→ **Do this**
Gather each line of the entries below that includes "handle".
___ Exercise materials
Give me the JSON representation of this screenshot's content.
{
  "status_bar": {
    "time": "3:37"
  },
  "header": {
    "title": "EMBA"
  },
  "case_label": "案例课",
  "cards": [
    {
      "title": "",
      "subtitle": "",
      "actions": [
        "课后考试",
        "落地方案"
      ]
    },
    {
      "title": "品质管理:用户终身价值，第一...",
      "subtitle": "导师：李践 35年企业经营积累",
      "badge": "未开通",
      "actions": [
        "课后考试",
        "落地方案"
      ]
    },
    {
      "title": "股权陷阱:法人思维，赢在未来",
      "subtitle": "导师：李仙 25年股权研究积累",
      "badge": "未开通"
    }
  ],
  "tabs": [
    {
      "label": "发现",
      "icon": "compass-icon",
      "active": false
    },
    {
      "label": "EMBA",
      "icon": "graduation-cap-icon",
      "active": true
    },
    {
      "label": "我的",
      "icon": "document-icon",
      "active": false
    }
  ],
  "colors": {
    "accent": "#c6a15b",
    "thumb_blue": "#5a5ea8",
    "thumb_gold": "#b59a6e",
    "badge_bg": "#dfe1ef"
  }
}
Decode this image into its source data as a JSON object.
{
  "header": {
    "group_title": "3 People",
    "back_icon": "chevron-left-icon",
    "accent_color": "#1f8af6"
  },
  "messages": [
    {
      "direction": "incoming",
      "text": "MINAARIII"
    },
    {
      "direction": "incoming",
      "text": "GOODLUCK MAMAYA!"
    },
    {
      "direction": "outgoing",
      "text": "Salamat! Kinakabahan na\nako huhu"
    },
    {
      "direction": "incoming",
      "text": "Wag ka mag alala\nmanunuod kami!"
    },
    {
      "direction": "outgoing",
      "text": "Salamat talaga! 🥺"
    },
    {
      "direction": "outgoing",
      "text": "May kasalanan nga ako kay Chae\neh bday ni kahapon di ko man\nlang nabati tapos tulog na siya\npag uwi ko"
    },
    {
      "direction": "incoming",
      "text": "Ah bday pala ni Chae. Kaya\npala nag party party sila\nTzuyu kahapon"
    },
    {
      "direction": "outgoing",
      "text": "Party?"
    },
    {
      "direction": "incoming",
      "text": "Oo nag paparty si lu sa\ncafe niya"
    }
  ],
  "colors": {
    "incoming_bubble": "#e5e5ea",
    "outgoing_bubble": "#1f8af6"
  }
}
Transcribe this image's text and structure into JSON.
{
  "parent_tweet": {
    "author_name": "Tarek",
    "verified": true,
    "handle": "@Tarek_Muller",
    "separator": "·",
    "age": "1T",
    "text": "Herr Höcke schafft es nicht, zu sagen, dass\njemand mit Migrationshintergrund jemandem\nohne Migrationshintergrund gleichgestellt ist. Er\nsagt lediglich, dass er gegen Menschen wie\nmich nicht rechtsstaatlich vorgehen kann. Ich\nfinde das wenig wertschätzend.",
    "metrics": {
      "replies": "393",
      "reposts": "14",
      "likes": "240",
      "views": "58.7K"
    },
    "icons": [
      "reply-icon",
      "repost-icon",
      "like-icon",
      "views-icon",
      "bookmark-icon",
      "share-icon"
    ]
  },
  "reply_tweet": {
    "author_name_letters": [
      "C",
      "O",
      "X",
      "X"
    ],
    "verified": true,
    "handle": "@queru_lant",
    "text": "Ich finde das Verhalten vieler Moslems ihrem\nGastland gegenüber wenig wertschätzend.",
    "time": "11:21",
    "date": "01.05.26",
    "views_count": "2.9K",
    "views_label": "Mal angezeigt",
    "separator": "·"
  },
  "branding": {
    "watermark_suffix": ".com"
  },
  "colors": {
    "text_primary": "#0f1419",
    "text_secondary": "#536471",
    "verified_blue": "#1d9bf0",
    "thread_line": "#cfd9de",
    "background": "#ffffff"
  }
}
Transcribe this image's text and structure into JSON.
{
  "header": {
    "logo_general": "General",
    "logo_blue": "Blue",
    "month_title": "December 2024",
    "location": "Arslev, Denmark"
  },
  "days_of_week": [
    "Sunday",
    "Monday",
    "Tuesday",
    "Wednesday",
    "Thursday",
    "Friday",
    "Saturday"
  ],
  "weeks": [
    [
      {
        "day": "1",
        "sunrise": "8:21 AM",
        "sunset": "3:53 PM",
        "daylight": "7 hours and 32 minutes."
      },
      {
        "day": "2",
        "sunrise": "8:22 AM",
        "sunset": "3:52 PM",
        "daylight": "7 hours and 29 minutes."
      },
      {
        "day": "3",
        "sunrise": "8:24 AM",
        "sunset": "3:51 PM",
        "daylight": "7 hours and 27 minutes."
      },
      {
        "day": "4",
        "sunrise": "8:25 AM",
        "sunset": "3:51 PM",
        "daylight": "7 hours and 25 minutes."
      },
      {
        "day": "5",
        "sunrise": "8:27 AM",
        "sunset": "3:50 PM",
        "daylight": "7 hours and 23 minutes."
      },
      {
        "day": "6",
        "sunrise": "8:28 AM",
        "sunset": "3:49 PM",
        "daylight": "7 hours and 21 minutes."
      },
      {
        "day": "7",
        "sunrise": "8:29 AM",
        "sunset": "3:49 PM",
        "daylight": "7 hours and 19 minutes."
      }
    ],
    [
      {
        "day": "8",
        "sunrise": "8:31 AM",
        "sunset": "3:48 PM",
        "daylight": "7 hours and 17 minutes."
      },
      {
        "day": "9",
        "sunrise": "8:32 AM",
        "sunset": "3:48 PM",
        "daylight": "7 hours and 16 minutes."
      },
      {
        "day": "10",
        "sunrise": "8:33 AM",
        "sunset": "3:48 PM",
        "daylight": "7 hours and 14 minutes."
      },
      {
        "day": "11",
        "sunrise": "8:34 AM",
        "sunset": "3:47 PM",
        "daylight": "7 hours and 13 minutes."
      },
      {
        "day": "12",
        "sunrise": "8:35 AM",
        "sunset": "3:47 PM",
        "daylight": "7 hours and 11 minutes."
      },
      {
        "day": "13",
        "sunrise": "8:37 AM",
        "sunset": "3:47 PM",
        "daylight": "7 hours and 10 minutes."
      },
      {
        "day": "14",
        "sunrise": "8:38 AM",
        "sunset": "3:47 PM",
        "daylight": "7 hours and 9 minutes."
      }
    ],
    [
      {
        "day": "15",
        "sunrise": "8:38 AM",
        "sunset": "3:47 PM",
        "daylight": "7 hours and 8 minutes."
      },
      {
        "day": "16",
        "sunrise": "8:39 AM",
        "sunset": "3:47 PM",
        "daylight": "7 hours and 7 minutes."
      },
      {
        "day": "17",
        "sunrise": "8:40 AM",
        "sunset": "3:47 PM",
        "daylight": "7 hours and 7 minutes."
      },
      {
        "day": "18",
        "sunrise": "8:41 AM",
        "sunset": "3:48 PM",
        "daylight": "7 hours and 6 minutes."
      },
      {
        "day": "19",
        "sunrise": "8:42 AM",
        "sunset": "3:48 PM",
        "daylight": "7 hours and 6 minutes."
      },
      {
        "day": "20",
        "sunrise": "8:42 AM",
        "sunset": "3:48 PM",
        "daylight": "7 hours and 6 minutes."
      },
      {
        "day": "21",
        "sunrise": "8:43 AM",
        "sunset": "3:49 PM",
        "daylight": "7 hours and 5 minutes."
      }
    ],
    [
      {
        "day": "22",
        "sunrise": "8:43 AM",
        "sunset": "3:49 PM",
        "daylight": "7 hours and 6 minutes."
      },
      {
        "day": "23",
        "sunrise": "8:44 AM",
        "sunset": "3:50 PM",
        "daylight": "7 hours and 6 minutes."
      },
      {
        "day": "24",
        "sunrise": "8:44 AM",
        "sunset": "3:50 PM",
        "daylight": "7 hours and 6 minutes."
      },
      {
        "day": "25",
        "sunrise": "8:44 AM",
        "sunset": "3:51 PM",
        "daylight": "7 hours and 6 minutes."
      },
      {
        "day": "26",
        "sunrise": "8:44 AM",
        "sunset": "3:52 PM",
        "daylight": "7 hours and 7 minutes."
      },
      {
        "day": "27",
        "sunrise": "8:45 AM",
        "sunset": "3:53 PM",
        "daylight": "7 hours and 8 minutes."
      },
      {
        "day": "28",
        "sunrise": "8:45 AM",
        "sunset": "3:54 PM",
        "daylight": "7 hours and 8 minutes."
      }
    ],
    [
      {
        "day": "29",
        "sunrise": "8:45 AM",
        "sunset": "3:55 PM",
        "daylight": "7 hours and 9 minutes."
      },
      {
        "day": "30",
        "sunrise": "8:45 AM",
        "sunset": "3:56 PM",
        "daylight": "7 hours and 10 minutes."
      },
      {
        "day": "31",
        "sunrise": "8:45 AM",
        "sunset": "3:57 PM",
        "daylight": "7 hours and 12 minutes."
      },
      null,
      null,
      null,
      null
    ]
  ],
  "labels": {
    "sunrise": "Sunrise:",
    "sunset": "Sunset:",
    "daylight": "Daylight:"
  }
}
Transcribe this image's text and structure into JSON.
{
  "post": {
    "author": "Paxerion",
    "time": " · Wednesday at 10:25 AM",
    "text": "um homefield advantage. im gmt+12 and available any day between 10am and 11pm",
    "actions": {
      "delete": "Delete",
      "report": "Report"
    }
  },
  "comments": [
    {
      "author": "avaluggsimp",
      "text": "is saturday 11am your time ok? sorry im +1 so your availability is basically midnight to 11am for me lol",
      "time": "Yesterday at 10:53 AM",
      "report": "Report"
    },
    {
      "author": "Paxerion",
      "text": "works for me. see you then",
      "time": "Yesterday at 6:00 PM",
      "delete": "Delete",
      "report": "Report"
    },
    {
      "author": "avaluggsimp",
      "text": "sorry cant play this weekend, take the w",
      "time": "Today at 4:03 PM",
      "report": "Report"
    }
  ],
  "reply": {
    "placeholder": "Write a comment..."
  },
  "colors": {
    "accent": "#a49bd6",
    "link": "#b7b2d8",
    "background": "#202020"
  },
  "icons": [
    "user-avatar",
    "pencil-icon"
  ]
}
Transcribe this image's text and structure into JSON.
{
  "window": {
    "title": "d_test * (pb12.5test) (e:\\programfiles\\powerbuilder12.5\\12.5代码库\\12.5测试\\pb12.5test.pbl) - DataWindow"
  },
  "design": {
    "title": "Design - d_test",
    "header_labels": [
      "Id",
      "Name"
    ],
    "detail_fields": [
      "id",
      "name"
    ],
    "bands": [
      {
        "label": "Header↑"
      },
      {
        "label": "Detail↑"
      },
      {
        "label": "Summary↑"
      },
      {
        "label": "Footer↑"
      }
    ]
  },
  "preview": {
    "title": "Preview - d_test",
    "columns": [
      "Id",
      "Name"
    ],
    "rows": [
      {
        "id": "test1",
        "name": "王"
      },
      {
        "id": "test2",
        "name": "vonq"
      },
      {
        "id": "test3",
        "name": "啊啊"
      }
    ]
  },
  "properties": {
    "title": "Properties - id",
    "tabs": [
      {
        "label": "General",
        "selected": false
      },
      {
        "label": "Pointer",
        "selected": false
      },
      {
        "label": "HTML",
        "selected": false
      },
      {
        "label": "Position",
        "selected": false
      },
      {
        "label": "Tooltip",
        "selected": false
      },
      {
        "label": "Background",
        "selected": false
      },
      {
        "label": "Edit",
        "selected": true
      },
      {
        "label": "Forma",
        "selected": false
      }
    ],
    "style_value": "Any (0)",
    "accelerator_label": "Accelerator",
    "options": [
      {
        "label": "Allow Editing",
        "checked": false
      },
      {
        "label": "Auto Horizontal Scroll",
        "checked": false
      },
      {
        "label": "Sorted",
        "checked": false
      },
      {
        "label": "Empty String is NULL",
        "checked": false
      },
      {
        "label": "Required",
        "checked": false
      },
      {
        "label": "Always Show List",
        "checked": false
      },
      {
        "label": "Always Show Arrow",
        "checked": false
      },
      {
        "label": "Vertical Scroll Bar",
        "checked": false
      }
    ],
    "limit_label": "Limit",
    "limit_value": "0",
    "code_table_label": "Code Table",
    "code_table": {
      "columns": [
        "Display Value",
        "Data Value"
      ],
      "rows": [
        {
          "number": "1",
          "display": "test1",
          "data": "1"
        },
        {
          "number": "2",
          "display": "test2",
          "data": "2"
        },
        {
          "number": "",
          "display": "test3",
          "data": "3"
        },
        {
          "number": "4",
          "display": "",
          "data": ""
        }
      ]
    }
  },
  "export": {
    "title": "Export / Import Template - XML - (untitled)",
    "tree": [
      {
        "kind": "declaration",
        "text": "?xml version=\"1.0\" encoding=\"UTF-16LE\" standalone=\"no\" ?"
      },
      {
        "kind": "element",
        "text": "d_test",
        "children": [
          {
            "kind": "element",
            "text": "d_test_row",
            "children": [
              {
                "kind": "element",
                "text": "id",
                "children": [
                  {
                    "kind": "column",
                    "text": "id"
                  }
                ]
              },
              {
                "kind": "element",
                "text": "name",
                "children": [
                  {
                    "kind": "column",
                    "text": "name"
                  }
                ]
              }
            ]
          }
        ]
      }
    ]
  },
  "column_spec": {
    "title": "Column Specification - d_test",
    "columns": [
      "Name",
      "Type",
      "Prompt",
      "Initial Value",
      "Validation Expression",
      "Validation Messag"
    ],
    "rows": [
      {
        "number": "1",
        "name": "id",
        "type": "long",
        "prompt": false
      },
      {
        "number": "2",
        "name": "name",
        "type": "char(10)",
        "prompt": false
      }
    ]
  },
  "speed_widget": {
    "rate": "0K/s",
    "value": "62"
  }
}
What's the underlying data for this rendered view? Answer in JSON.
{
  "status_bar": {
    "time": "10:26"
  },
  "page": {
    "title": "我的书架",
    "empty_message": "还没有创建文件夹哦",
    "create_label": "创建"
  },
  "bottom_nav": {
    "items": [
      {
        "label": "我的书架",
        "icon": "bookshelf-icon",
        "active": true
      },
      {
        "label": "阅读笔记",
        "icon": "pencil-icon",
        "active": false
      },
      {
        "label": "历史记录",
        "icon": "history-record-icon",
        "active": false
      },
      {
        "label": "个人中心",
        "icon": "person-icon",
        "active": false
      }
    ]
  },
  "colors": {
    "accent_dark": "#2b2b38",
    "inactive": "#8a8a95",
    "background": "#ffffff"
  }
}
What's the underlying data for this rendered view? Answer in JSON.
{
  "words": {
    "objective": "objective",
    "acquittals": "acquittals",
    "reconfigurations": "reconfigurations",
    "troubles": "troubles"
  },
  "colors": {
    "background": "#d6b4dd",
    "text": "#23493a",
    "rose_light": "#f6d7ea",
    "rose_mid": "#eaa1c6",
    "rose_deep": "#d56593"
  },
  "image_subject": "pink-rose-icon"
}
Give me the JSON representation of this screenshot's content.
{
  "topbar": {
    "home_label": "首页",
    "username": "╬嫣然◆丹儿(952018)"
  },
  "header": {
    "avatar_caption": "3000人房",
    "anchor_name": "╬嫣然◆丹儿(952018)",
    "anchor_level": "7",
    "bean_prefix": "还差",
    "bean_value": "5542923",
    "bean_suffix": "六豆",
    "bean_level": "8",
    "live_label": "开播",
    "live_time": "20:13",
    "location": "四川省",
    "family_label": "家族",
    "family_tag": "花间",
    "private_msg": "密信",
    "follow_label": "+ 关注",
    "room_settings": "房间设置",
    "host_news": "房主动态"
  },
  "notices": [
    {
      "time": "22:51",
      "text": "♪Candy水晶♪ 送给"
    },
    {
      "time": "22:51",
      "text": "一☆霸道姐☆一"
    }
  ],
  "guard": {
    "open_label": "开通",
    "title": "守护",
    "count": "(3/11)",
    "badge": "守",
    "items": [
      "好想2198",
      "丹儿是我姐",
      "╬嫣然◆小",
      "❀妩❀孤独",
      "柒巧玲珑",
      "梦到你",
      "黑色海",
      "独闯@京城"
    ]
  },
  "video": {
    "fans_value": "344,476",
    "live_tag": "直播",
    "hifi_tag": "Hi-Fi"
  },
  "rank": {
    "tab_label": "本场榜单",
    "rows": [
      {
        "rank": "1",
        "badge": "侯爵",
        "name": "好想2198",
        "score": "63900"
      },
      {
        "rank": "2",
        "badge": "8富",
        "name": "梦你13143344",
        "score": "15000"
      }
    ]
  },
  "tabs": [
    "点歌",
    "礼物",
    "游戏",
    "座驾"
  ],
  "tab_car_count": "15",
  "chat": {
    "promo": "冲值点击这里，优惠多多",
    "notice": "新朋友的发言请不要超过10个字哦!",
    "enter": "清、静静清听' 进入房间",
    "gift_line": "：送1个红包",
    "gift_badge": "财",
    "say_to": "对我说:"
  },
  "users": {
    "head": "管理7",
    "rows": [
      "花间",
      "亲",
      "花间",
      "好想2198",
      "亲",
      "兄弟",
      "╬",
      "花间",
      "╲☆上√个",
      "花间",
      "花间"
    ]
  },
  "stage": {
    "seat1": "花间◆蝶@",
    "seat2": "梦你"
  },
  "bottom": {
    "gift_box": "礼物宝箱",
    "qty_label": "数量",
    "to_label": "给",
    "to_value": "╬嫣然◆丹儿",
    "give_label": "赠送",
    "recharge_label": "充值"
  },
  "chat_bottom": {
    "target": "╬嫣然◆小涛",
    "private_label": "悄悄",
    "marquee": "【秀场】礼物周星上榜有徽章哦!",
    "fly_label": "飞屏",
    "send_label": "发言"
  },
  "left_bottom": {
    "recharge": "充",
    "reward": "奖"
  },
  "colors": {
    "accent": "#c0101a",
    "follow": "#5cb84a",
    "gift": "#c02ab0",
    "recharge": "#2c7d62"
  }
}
______
→ **Answer in full**
    "handle": "@Tarek_Muller",
    "handle": "@queru_lant",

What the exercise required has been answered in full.